**EXERCISE**
Exclude the pictures, then copy all remaining records exactly.

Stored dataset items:
====================
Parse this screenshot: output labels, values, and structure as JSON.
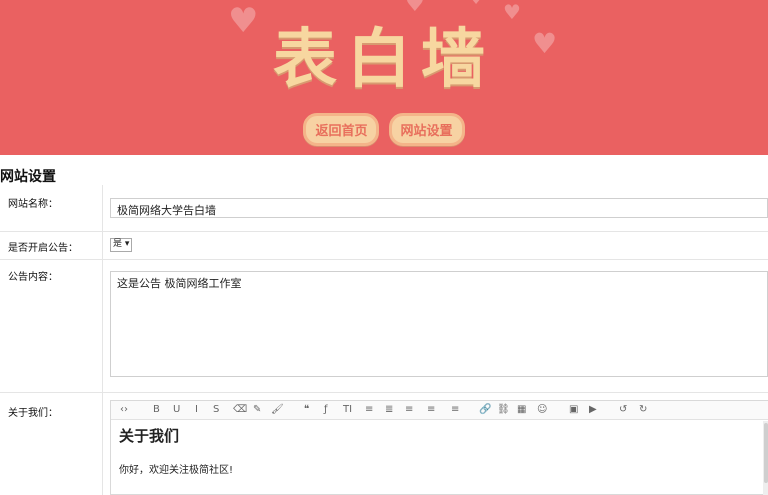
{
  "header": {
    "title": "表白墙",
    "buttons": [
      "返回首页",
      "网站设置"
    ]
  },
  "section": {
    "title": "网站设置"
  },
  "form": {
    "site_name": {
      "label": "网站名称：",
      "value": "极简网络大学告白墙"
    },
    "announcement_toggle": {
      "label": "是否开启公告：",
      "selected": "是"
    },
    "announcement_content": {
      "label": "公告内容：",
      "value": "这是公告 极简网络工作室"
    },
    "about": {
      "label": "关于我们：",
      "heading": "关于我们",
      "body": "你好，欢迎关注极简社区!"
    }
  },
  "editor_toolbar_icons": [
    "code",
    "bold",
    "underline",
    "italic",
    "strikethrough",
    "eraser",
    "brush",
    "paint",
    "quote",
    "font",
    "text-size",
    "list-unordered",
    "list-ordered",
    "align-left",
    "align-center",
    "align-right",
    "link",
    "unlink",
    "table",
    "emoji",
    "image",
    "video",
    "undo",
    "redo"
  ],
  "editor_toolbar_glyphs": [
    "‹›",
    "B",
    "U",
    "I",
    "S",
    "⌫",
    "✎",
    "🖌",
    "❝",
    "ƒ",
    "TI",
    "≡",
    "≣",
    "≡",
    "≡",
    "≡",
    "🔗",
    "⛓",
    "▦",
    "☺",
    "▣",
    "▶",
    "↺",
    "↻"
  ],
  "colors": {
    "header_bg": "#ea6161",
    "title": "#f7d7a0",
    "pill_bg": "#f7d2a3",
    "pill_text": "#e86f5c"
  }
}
====================
**THE RESULT**
Parse this screenshot: output labels, values, and structure as JSON.
{
  "header": {
    "title": "表白墙",
    "buttons": [
      "返回首页",
      "网站设置"
    ]
  },
  "section": {
    "title": "网站设置"
  },
  "form": {
    "site_name": {
      "label": "网站名称：",
      "value": "极简网络大学告白墙"
    },
    "announcement_toggle": {
      "label": "是否开启公告：",
      "selected": "是"
    },
    "announcement_content": {
      "label": "公告内容：",
      "value": "这是公告 极简网络工作室"
    },
    "about": {
      "label": "关于我们：",
      "heading": "关于我们",
      "body": "你好，欢迎关注极简社区!"
    }
  },
  "editor_toolbar_icons": [
    "code",
    "bold",
    "underline",
    "italic",
    "strikethrough",
    "eraser",
    "brush",
    "paint",
    "quote",
    "font",
    "text-size",
    "list-unordered",
    "list-ordered",
    "align-left",
    "align-center",
    "align-right",
    "link",
    "unlink",
    "table",
    "emoji",
    "image",
    "video",
    "undo",
    "redo"
  ],
  "editor_toolbar_glyphs": [
    "‹›",
    "B",
    "U",
    "I",
    "S",
    "⌫",
    "✎",
    "🖌",
    "❝",
    "ƒ",
    "TI",
    "≡",
    "≣",
    "≡",
    "≡",
    "≡",
    "🔗",
    "⛓",
    "▦",
    "☺",
    "▣",
    "▶",
    "↺",
    "↻"
  ],
  "colors": {
    "header_bg": "#ea6161",
    "title": "#f7d7a0",
    "pill_bg": "#f7d2a3",
    "pill_text": "#e86f5c"
  }
}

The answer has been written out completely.